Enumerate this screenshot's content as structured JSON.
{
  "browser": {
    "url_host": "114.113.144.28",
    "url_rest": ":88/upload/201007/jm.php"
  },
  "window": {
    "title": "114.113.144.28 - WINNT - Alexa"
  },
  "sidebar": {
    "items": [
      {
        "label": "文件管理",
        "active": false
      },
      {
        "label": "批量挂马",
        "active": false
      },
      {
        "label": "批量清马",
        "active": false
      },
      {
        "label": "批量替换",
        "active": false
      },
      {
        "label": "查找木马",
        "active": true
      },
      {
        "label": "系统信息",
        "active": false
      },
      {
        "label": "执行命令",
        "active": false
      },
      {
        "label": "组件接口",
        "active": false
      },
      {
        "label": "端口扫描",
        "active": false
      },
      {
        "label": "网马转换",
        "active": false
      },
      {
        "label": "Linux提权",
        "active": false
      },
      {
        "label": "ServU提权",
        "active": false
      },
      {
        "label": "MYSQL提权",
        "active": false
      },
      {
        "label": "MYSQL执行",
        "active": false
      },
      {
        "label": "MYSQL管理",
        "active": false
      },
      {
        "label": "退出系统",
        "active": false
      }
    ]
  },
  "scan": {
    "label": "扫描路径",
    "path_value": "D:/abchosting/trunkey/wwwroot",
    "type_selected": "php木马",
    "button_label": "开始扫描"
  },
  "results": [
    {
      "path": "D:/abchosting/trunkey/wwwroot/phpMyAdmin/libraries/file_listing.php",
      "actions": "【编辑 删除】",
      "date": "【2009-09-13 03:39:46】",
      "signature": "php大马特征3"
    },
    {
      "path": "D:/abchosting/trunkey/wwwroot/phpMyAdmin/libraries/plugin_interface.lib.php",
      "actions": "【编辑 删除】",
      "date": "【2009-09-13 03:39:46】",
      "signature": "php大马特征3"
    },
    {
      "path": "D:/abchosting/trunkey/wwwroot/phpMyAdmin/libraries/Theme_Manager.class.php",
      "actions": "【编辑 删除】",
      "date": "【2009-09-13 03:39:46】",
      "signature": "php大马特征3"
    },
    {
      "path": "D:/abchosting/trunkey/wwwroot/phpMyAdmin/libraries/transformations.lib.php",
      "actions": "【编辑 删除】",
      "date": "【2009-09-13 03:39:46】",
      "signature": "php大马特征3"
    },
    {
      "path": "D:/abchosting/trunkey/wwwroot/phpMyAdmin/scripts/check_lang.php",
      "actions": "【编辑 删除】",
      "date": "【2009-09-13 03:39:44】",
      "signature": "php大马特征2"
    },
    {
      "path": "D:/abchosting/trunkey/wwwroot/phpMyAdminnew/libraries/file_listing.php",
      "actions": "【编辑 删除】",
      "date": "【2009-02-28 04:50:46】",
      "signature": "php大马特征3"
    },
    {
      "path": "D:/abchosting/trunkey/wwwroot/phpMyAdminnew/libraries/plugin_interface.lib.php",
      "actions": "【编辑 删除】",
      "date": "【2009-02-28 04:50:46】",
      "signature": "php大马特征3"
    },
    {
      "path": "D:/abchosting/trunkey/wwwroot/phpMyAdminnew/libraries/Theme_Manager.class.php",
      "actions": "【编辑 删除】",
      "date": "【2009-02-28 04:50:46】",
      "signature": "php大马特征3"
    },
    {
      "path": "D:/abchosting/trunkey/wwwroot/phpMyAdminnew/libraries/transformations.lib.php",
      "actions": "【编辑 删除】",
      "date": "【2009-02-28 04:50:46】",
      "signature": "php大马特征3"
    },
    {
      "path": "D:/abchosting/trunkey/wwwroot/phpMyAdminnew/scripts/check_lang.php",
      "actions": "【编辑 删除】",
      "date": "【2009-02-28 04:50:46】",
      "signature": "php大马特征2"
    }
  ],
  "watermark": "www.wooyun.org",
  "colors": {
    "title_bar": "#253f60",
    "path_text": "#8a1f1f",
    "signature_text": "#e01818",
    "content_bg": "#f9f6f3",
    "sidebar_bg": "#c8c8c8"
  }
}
══════════
SHORT EXERCISE: Determine the number of lines in the listing that contain the string "transformations". Write that number and nothing else.

SOLUTION TO THIS TASK: 2